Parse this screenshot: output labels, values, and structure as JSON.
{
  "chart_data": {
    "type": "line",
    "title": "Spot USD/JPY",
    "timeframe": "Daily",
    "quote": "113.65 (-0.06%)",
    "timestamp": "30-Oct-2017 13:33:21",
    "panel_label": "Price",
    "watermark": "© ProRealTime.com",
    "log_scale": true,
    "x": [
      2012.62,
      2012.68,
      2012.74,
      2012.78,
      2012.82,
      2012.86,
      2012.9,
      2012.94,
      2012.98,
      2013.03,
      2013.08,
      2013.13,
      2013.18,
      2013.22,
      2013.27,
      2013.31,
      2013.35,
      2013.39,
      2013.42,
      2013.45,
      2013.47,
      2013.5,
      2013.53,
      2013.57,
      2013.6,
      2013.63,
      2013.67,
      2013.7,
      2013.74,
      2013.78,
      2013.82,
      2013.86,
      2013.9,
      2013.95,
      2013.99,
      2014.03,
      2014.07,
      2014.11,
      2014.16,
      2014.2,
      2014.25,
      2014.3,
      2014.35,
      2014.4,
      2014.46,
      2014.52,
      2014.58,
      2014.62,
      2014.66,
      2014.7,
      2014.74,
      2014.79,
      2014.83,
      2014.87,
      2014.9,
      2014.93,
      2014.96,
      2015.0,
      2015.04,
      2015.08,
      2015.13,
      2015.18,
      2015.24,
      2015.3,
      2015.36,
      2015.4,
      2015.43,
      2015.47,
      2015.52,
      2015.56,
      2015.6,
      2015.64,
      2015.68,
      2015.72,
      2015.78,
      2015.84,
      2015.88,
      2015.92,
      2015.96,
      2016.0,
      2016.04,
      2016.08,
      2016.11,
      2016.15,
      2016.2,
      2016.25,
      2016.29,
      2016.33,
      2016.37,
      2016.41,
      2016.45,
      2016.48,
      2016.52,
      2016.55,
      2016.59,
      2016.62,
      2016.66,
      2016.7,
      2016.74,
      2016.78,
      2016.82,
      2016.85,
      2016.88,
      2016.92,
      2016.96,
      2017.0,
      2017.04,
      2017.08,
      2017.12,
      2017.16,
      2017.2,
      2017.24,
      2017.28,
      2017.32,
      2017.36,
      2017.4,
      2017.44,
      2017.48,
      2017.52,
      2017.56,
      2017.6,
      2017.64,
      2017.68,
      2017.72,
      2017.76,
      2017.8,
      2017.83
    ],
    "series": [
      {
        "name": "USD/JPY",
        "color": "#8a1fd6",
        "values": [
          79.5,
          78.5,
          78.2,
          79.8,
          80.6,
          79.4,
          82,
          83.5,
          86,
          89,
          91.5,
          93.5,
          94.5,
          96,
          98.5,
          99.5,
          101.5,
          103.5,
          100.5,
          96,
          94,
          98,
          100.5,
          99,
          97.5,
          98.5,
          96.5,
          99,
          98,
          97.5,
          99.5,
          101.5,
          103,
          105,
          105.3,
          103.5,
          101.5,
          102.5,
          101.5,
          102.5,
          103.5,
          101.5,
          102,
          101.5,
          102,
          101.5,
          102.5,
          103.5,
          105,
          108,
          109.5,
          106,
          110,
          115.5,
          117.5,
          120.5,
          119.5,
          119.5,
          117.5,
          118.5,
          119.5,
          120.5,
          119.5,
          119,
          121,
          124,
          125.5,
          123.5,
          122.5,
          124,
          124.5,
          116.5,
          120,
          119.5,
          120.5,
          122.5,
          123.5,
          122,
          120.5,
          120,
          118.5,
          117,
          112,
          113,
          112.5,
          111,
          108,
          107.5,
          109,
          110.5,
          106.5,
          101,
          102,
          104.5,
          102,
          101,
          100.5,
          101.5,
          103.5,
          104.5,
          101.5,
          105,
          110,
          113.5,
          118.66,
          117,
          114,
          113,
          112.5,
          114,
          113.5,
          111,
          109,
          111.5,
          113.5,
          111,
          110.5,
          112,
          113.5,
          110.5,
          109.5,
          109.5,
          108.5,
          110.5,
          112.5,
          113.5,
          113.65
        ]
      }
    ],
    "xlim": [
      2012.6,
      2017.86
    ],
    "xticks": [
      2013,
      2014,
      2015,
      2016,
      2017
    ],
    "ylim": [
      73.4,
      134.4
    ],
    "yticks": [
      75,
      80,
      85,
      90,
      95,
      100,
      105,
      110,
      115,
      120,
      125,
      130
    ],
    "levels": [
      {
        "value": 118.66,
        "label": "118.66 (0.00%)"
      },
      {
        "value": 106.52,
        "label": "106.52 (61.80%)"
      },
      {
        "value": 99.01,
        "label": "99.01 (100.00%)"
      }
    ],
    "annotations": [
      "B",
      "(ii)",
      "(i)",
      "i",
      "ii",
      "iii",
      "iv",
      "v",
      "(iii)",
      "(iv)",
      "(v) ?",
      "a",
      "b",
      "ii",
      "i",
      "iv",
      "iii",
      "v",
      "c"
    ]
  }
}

_____

▶ _WHAT THE TASK REQUIRES_: Lines containing the word "values" must all be returned from the material above.

▶ _WORKED SOLUTION_:
Parse this screenshot: output labels, values, and structure as JSON.
        "values": [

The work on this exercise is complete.